Lines of data
>>

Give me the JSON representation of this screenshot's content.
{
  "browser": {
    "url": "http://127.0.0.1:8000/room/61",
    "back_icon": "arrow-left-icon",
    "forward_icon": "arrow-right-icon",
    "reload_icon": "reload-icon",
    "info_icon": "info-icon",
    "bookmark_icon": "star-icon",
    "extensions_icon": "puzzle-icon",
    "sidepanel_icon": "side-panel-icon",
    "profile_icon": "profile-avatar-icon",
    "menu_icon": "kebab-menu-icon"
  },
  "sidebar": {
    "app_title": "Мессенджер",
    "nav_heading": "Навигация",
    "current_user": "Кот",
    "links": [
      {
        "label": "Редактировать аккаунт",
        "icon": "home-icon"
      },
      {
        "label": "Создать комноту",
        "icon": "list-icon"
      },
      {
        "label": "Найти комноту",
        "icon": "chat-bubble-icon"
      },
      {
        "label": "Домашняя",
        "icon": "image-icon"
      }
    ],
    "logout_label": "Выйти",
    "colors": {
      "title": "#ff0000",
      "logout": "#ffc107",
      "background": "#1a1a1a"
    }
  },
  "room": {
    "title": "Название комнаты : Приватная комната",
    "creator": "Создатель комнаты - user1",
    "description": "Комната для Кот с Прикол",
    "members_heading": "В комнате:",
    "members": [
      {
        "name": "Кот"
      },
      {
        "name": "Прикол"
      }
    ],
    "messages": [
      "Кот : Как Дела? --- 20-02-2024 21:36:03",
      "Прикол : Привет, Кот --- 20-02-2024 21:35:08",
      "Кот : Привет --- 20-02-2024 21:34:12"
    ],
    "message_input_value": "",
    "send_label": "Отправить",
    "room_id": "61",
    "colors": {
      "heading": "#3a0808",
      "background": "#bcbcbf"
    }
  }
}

<<

The task
Using the records above, copy each line that contains "Прикол".

Full solution
    "description": "Комната для Кот с Прикол",
        "name": "Прикол"
      "Прикол : Привет, Кот --- 20-02-2024 21:35:08",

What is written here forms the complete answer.